Written request: Each entry below is to be written out exactly, and the pictures are to be left out.

Collected data:
######

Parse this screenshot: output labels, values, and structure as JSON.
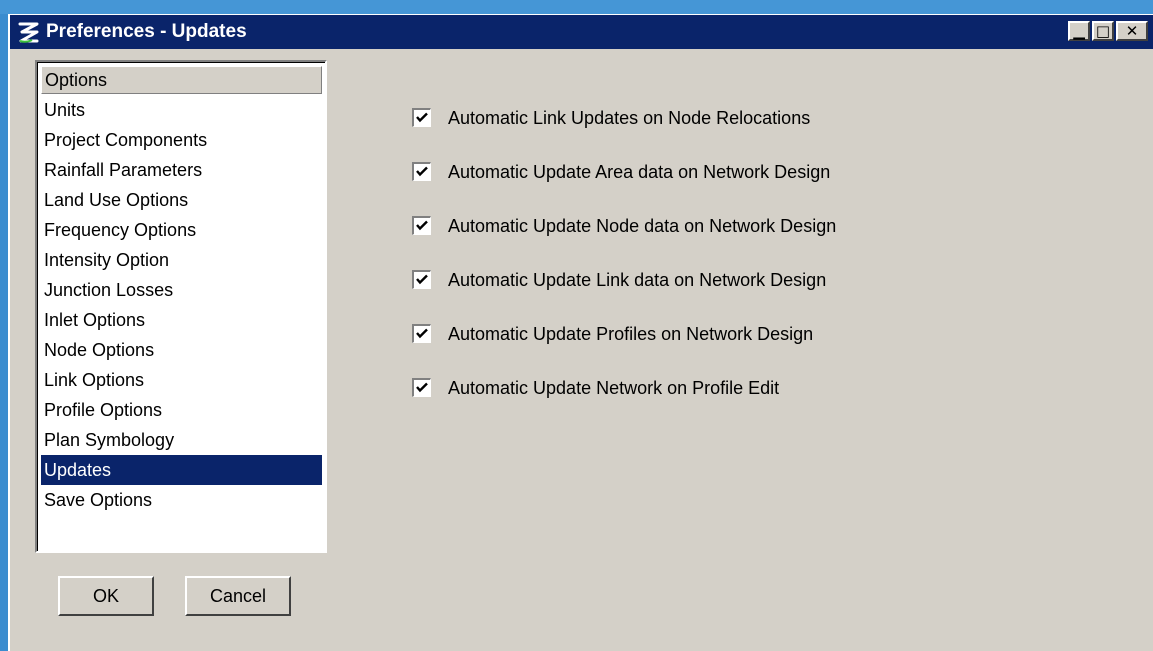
{
  "window": {
    "title": "Preferences - Updates",
    "controls": {
      "minimize": "▁",
      "maximize": "□",
      "close": "✕"
    }
  },
  "sidebar": {
    "header": "Options",
    "items": [
      {
        "label": "Units"
      },
      {
        "label": "Project Components"
      },
      {
        "label": "Rainfall Parameters"
      },
      {
        "label": "Land Use Options"
      },
      {
        "label": "Frequency Options"
      },
      {
        "label": "Intensity Option"
      },
      {
        "label": "Junction Losses"
      },
      {
        "label": "Inlet Options"
      },
      {
        "label": "Node Options"
      },
      {
        "label": "Link Options"
      },
      {
        "label": "Profile Options"
      },
      {
        "label": "Plan Symbology"
      },
      {
        "label": "Updates",
        "selected": true
      },
      {
        "label": "Save Options"
      }
    ]
  },
  "buttons": {
    "ok": "OK",
    "cancel": "Cancel"
  },
  "options": [
    {
      "label": "Automatic Link Updates on Node Relocations",
      "checked": true
    },
    {
      "label": "Automatic Update Area data on Network Design",
      "checked": true
    },
    {
      "label": "Automatic Update Node data on Network Design",
      "checked": true
    },
    {
      "label": "Automatic Update Link data on Network Design",
      "checked": true
    },
    {
      "label": "Automatic Update Profiles on Network Design",
      "checked": true
    },
    {
      "label": "Automatic Update Network on Profile Edit",
      "checked": true
    }
  ],
  "colors": {
    "titlebar": "#0a246a",
    "window_face": "#d4d0c8",
    "selection": "#0a246a",
    "desktop": "#3a8ccf"
  }
}
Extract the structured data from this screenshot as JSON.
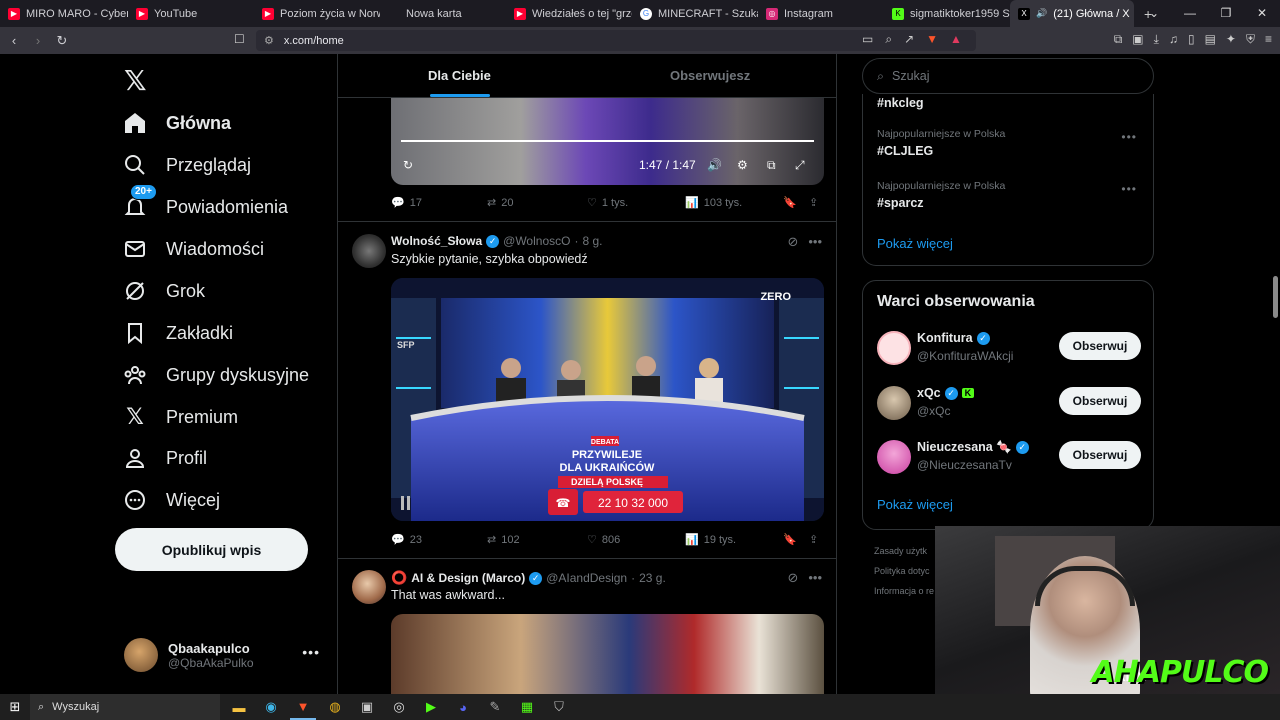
{
  "browser": {
    "tabs": [
      {
        "label": "MIRO MARO - Cyber Mari",
        "icon": "youtube-icon",
        "color": "#ff0033"
      },
      {
        "label": "YouTube",
        "icon": "youtube-icon",
        "color": "#ff0033"
      },
      {
        "label": "Poziom życia w Norwegii",
        "icon": "youtube-icon",
        "color": "#ff0033"
      },
      {
        "label": "Nowa karta",
        "icon": "",
        "color": ""
      },
      {
        "label": "Wiedziałeś o tej \"grze\" mi",
        "icon": "youtube-icon",
        "color": "#ff0033"
      },
      {
        "label": "MINECRAFT - Szukaj w Go",
        "icon": "google-icon",
        "color": "#ffffff"
      },
      {
        "label": "Instagram",
        "icon": "instagram-icon",
        "color": "#d62976"
      },
      {
        "label": "sigmatiktoker1959 Stre",
        "icon": "kick-icon",
        "color": "#53fc18"
      },
      {
        "label": "(21) Główna / X",
        "icon": "x-icon",
        "color": "#000000"
      }
    ],
    "url": "x.com/home"
  },
  "sidebar": {
    "logo": "𝕏",
    "items": [
      {
        "label": "Główna",
        "icon": "home-icon"
      },
      {
        "label": "Przeglądaj",
        "icon": "search-icon"
      },
      {
        "label": "Powiadomienia",
        "icon": "bell-icon",
        "badge": "20+"
      },
      {
        "label": "Wiadomości",
        "icon": "mail-icon"
      },
      {
        "label": "Grok",
        "icon": "grok-icon"
      },
      {
        "label": "Zakładki",
        "icon": "bookmark-icon"
      },
      {
        "label": "Grupy dyskusyjne",
        "icon": "people-icon"
      },
      {
        "label": "Premium",
        "icon": "x-icon"
      },
      {
        "label": "Profil",
        "icon": "person-icon"
      },
      {
        "label": "Więcej",
        "icon": "more-circle-icon"
      }
    ],
    "post_button": "Opublikuj wpis",
    "profile": {
      "name": "Qbaakapulco",
      "handle": "@QbaAkaPulko"
    }
  },
  "feed": {
    "tabs": {
      "for_you": "Dla Ciebie",
      "following": "Obserwujesz"
    },
    "tweet1": {
      "video_time": "1:47 / 1:47",
      "progress": 1.0,
      "stats": {
        "replies": "17",
        "reposts": "20",
        "likes": "1 tys.",
        "views": "103 tys."
      }
    },
    "tweet2": {
      "name": "Wolność_Słowa",
      "handle": "@WolnoscO",
      "time": "8 g.",
      "text": "Szybkie pytanie, szybka obpowiedź",
      "video_overlay": {
        "logo": "ZERO",
        "tag": "DEBATA",
        "title1": "PRZYWILEJE",
        "title2": "DLA UKRAIŃCÓW",
        "title3": "DZIELĄ POLSKĘ",
        "phone": "22 10 32 000",
        "left_logo": "SFP"
      },
      "stats": {
        "replies": "23",
        "reposts": "102",
        "likes": "806",
        "views": "19 tys."
      }
    },
    "tweet3": {
      "name": "AI & Design (Marco)",
      "handle": "@AIandDesign",
      "time": "23 g.",
      "text": "That was awkward..."
    }
  },
  "right": {
    "search_placeholder": "Szukaj",
    "trends": [
      {
        "category": "",
        "tag": "#nkcleg"
      },
      {
        "category": "Najpopularniejsze w Polska",
        "tag": "#CLJLEG"
      },
      {
        "category": "Najpopularniejsze w Polska",
        "tag": "#sparcz"
      }
    ],
    "show_more": "Pokaż więcej",
    "who_to_follow": {
      "title": "Warci obserwowania",
      "users": [
        {
          "name": "Konfitura",
          "handle": "@KonfituraWAkcji",
          "button": "Obserwuj"
        },
        {
          "name": "xQc",
          "handle": "@xQc",
          "button": "Obserwuj"
        },
        {
          "name": "Nieuczesana 🍬",
          "handle": "@NieuczesanaTv",
          "button": "Obserwuj"
        }
      ],
      "show_more": "Pokaż więcej"
    },
    "footer": [
      "Zasady użytk",
      "Polityka dotyc",
      "Informacja o re"
    ]
  },
  "overlay": {
    "kick": "KICK",
    "brand": "AHAPULCO"
  },
  "taskbar": {
    "search": "Wyszukaj"
  }
}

######

Exercise output:
Parse this screenshot: output labels, values, and structure as JSON.
{
  "window": {
    "title": "Preferences - Updates",
    "controls": {
      "minimize": "▁",
      "maximize": "□",
      "close": "✕"
    }
  },
  "sidebar": {
    "header": "Options",
    "items": [
      {
        "label": "Units"
      },
      {
        "label": "Project Components"
      },
      {
        "label": "Rainfall Parameters"
      },
      {
        "label": "Land Use Options"
      },
      {
        "label": "Frequency Options"
      },
      {
        "label": "Intensity Option"
      },
      {
        "label": "Junction Losses"
      },
      {
        "label": "Inlet Options"
      },
      {
        "label": "Node Options"
      },
      {
        "label": "Link Options"
      },
      {
        "label": "Profile Options"
      },
      {
        "label": "Plan Symbology"
      },
      {
        "label": "Updates",
        "selected": true
      },
      {
        "label": "Save Options"
      }
    ]
  },
  "buttons": {
    "ok": "OK",
    "cancel": "Cancel"
  },
  "options": [
    {
      "label": "Automatic Link Updates on Node Relocations",
      "checked": true
    },
    {
      "label": "Automatic Update Area data on Network Design",
      "checked": true
    },
    {
      "label": "Automatic Update Node data on Network Design",
      "checked": true
    },
    {
      "label": "Automatic Update Link data on Network Design",
      "checked": true
    },
    {
      "label": "Automatic Update Profiles on Network Design",
      "checked": true
    },
    {
      "label": "Automatic Update Network on Profile Edit",
      "checked": true
    }
  ],
  "colors": {
    "titlebar": "#0a246a",
    "window_face": "#d4d0c8",
    "selection": "#0a246a",
    "desktop": "#3a8ccf"
  }
}
Extract the structured data from this screenshot as JSON.
{
  "browser": {
    "tabs": [
      {
        "label": "MIRO MARO - Cyber Mari",
        "icon": "youtube-icon",
        "color": "#ff0033"
      },
      {
        "label": "YouTube",
        "icon": "youtube-icon",
        "color": "#ff0033"
      },
      {
        "label": "Poziom życia w Norwegii",
        "icon": "youtube-icon",
        "color": "#ff0033"
      },
      {
        "label": "Nowa karta",
        "icon": "",
        "color": ""
      },
      {
        "label": "Wiedziałeś o tej \"grze\" mi",
        "icon": "youtube-icon",
        "color": "#ff0033"
      },
      {
        "label": "MINECRAFT - Szukaj w Go",
        "icon": "google-icon",
        "color": "#ffffff"
      },
      {
        "label": "Instagram",
        "icon": "instagram-icon",
        "color": "#d62976"
      },
      {
        "label": "sigmatiktoker1959 Stre",
        "icon": "kick-icon",
        "color": "#53fc18"
      },
      {
        "label": "(21) Główna / X",
        "icon": "x-icon",
        "color": "#000000"
      }
    ],
    "url": "x.com/home"
  },
  "sidebar": {
    "logo": "𝕏",
    "items": [
      {
        "label": "Główna",
        "icon": "home-icon"
      },
      {
        "label": "Przeglądaj",
        "icon": "search-icon"
      },
      {
        "label": "Powiadomienia",
        "icon": "bell-icon",
        "badge": "20+"
      },
      {
        "label": "Wiadomości",
        "icon": "mail-icon"
      },
      {
        "label": "Grok",
        "icon": "grok-icon"
      },
      {
        "label": "Zakładki",
        "icon": "bookmark-icon"
      },
      {
        "label": "Grupy dyskusyjne",
        "icon": "people-icon"
      },
      {
        "label": "Premium",
        "icon": "x-icon"
      },
      {
        "label": "Profil",
        "icon": "person-icon"
      },
      {
        "label": "Więcej",
        "icon": "more-circle-icon"
      }
    ],
    "post_button": "Opublikuj wpis",
    "profile": {
      "name": "Qbaakapulco",
      "handle": "@QbaAkaPulko"
    }
  },
  "feed": {
    "tabs": {
      "for_you": "Dla Ciebie",
      "following": "Obserwujesz"
    },
    "tweet1": {
      "video_time": "1:47 / 1:47",
      "progress": 1.0,
      "stats": {
        "replies": "17",
        "reposts": "20",
        "likes": "1 tys.",
        "views": "103 tys."
      }
    },
    "tweet2": {
      "name": "Wolność_Słowa",
      "handle": "@WolnoscO",
      "time": "8 g.",
      "text": "Szybkie pytanie, szybka obpowiedź",
      "video_overlay": {
        "logo": "ZERO",
        "tag": "DEBATA",
        "title1": "PRZYWILEJE",
        "title2": "DLA UKRAIŃCÓW",
        "title3": "DZIELĄ POLSKĘ",
        "phone": "22 10 32 000",
        "left_logo": "SFP"
      },
      "stats": {
        "replies": "23",
        "reposts": "102",
        "likes": "806",
        "views": "19 tys."
      }
    },
    "tweet3": {
      "name": "AI & Design (Marco)",
      "handle": "@AIandDesign",
      "time": "23 g.",
      "text": "That was awkward..."
    }
  },
  "right": {
    "search_placeholder": "Szukaj",
    "trends": [
      {
        "category": "",
        "tag": "#nkcleg"
      },
      {
        "category": "Najpopularniejsze w Polska",
        "tag": "#CLJLEG"
      },
      {
        "category": "Najpopularniejsze w Polska",
        "tag": "#sparcz"
      }
    ],
    "show_more": "Pokaż więcej",
    "who_to_follow": {
      "title": "Warci obserwowania",
      "users": [
        {
          "name": "Konfitura",
          "handle": "@KonfituraWAkcji",
          "button": "Obserwuj"
        },
        {
          "name": "xQc",
          "handle": "@xQc",
          "button": "Obserwuj"
        },
        {
          "name": "Nieuczesana 🍬",
          "handle": "@NieuczesanaTv",
          "button": "Obserwuj"
        }
      ],
      "show_more": "Pokaż więcej"
    },
    "footer": [
      "Zasady użytk",
      "Polityka dotyc",
      "Informacja o re"
    ]
  },
  "overlay": {
    "kick": "KICK",
    "brand": "AHAPULCO"
  },
  "taskbar": {
    "search": "Wyszukaj"
  }
}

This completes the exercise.